Instruction: Transcribe the data that follows precisely, omitting nothing.

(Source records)

★ ★ ★ ★ ★ ★ ★

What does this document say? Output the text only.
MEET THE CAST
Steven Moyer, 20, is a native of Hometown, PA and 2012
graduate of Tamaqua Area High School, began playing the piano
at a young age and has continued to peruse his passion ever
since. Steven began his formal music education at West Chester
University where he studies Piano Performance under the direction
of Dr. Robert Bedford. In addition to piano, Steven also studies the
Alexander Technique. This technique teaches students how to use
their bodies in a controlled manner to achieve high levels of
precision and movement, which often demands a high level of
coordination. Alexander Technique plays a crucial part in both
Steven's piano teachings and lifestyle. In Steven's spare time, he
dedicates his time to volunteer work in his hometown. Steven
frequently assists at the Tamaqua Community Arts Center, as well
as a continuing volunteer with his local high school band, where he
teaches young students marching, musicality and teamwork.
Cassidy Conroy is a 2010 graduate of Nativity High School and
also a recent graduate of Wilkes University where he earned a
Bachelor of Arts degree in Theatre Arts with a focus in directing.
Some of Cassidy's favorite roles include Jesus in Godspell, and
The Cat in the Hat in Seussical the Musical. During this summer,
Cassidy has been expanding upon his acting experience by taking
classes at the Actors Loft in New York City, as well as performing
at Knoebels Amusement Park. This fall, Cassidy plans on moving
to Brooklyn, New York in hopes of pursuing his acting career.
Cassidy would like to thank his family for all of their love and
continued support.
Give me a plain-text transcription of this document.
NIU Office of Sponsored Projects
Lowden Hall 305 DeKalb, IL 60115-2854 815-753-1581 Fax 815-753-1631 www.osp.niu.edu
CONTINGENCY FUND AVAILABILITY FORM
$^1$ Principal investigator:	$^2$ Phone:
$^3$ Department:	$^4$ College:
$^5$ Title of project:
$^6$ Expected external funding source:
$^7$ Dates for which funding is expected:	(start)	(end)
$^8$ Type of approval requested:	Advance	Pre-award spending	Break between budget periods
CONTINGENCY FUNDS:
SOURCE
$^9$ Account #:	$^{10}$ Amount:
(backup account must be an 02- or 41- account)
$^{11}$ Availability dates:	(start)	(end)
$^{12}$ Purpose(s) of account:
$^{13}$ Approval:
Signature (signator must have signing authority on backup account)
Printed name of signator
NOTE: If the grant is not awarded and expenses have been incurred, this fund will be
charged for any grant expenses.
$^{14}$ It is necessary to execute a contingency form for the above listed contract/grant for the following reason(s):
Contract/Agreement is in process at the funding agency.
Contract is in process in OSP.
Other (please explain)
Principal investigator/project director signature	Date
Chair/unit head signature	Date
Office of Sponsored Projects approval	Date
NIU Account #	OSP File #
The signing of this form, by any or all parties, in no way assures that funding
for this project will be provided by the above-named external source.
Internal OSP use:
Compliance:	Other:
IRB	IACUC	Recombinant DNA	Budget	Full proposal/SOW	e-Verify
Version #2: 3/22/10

★ ★ ★ ★ ★ ★ ★

The result:
What does this document say? Output the text only.
MEET THE CAST
Steven Moyer, 20, is a native of Hometown, PA and 2012
graduate of Tamaqua Area High School, began playing the piano
at a young age and has continued to peruse his passion ever
since. Steven began his formal music education at West Chester
University where he studies Piano Performance under the direction
of Dr. Robert Bedford. In addition to piano, Steven also studies the
Alexander Technique. This technique teaches students how to use
their bodies in a controlled manner to achieve high levels of
precision and movement, which often demands a high level of
coordination. Alexander Technique plays a crucial part in both
Steven's piano teachings and lifestyle. In Steven's spare time, he
dedicates his time to volunteer work in his hometown. Steven
frequently assists at the Tamaqua Community Arts Center, as well
as a continuing volunteer with his local high school band, where he
teaches young students marching, musicality and teamwork.
Cassidy Conroy is a 2010 graduate of Nativity High School and
also a recent graduate of Wilkes University where he earned a
Bachelor of Arts degree in Theatre Arts with a focus in directing.
Some of Cassidy's favorite roles include Jesus in Godspell, and
The Cat in the Hat in Seussical the Musical. During this summer,
Cassidy has been expanding upon his acting experience by taking
classes at the Actors Loft in New York City, as well as performing
at Knoebels Amusement Park. This fall, Cassidy plans on moving
to Brooklyn, New York in hopes of pursuing his acting career.
Cassidy would like to thank his family for all of their love and
continued support.
Give me a plain-text transcription of this document.
NIU Office of Sponsored Projects
Lowden Hall 305 DeKalb, IL 60115-2854 815-753-1581 Fax 815-753-1631 www.osp.niu.edu
CONTINGENCY FUND AVAILABILITY FORM
$^1$ Principal investigator:	$^2$ Phone:
$^3$ Department:	$^4$ College:
$^5$ Title of project:
$^6$ Expected external funding source:
$^7$ Dates for which funding is expected:	(start)	(end)
$^8$ Type of approval requested:	Advance	Pre-award spending	Break between budget periods
CONTINGENCY FUNDS:
SOURCE
$^9$ Account #:	$^{10}$ Amount:
(backup account must be an 02- or 41- account)
$^{11}$ Availability dates:	(start)	(end)
$^{12}$ Purpose(s) of account:
$^{13}$ Approval:
Signature (signator must have signing authority on backup account)
Printed name of signator
NOTE: If the grant is not awarded and expenses have been incurred, this fund will be
charged for any grant expenses.
$^{14}$ It is necessary to execute a contingency form for the above listed contract/grant for the following reason(s):
Contract/Agreement is in process at the funding agency.
Contract is in process in OSP.
Other (please explain)
Principal investigator/project director signature	Date
Chair/unit head signature	Date
Office of Sponsored Projects approval	Date
NIU Account #	OSP File #
The signing of this form, by any or all parties, in no way assures that funding
for this project will be provided by the above-named external source.
Internal OSP use:
Compliance:	Other:
IRB	IACUC	Recombinant DNA	Budget	Full proposal/SOW	e-Verify
Version #2: 3/22/10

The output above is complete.